## EXERCISE DIRECTIONS:
Give nothing except the number of lines containing the word "della".

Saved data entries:
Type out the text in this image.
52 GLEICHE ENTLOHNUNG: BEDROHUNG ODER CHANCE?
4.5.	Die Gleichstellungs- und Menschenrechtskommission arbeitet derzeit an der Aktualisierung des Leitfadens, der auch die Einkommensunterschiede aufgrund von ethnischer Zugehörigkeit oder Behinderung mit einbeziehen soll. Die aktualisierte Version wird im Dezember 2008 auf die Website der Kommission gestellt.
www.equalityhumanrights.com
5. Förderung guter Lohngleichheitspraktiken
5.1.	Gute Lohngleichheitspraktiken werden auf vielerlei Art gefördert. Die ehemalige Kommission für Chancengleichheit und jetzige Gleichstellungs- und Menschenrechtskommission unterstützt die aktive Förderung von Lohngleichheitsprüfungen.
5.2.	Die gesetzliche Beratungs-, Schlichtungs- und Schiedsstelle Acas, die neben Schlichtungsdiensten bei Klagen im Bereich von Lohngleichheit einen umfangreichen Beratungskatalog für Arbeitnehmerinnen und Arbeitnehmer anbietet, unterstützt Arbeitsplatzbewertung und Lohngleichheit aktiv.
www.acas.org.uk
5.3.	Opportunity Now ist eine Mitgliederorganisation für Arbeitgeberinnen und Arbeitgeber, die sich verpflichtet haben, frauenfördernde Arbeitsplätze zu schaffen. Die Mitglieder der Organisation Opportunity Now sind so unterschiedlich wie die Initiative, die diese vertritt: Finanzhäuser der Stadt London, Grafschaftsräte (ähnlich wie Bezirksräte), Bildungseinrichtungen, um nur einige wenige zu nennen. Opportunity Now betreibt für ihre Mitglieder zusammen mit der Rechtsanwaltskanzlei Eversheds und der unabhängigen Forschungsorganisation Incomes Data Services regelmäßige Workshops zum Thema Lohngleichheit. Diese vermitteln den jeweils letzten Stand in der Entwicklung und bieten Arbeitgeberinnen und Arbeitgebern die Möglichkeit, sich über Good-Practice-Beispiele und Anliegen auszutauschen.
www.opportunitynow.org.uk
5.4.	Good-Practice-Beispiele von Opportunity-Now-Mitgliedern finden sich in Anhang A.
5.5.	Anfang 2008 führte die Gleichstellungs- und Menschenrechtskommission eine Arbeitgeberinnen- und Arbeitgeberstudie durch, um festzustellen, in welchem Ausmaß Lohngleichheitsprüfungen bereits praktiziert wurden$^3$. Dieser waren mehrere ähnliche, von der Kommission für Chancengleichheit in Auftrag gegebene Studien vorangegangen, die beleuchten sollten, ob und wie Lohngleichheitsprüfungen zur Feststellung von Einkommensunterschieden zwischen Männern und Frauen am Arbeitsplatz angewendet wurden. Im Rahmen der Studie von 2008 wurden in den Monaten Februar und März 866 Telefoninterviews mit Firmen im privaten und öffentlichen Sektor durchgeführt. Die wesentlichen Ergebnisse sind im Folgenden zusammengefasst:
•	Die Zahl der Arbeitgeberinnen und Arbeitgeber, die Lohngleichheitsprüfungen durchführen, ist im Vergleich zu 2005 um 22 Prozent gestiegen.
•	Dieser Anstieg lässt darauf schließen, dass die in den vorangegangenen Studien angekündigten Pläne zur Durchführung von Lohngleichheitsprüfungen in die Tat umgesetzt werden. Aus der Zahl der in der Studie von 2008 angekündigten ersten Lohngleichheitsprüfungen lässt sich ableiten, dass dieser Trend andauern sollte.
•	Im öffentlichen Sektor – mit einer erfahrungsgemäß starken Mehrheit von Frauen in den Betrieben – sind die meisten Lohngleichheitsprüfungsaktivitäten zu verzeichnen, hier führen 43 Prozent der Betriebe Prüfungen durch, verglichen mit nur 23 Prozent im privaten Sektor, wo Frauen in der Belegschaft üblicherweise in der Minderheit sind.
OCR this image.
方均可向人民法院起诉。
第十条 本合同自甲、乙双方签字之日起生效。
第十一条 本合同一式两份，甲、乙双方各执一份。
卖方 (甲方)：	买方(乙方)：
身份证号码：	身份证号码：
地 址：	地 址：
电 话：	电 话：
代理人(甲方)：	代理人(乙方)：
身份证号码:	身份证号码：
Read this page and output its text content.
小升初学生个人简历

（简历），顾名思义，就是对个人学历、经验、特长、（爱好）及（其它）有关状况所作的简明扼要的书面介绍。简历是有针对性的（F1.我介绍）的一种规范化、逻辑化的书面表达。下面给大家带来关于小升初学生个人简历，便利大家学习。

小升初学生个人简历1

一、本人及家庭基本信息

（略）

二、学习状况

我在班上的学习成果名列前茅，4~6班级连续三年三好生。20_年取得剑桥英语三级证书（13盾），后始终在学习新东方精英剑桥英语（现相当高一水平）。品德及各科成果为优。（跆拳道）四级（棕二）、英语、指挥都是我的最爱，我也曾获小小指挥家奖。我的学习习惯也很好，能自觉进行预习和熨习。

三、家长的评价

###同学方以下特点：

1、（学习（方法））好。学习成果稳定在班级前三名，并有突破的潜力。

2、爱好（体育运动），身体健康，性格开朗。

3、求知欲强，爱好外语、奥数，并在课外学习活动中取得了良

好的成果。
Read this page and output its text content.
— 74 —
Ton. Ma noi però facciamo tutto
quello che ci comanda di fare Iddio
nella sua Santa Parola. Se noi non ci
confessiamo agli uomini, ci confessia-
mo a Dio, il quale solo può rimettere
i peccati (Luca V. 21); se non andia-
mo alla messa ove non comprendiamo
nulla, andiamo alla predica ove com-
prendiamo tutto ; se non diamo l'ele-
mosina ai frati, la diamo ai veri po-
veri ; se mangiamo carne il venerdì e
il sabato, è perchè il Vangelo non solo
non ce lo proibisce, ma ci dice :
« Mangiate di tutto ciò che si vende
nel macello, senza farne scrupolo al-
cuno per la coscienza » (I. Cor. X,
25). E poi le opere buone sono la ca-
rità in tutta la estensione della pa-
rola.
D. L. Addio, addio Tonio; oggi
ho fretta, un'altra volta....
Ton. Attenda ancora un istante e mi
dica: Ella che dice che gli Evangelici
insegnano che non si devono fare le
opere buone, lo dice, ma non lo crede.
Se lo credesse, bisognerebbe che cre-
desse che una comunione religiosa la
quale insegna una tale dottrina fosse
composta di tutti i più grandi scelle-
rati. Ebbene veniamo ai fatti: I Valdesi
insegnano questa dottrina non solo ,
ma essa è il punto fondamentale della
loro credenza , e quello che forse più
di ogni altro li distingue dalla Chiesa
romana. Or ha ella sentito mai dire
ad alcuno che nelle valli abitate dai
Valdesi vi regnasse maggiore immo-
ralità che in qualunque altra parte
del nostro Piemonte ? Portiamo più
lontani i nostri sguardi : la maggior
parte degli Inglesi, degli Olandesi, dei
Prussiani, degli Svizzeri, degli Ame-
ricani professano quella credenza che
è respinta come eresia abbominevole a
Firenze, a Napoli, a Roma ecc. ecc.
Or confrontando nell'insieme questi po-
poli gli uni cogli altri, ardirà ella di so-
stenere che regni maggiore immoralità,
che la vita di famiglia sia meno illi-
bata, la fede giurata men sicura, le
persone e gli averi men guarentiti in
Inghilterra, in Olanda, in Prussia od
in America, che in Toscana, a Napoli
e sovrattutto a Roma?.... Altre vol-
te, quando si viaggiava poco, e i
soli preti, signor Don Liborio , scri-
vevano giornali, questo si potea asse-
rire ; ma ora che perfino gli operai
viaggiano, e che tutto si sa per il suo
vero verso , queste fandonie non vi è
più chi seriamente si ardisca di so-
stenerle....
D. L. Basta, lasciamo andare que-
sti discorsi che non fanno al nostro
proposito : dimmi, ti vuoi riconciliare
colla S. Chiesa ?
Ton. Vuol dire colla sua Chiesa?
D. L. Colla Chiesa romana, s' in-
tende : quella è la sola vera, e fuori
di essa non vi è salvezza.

## EXERCISE SOLUTION:
2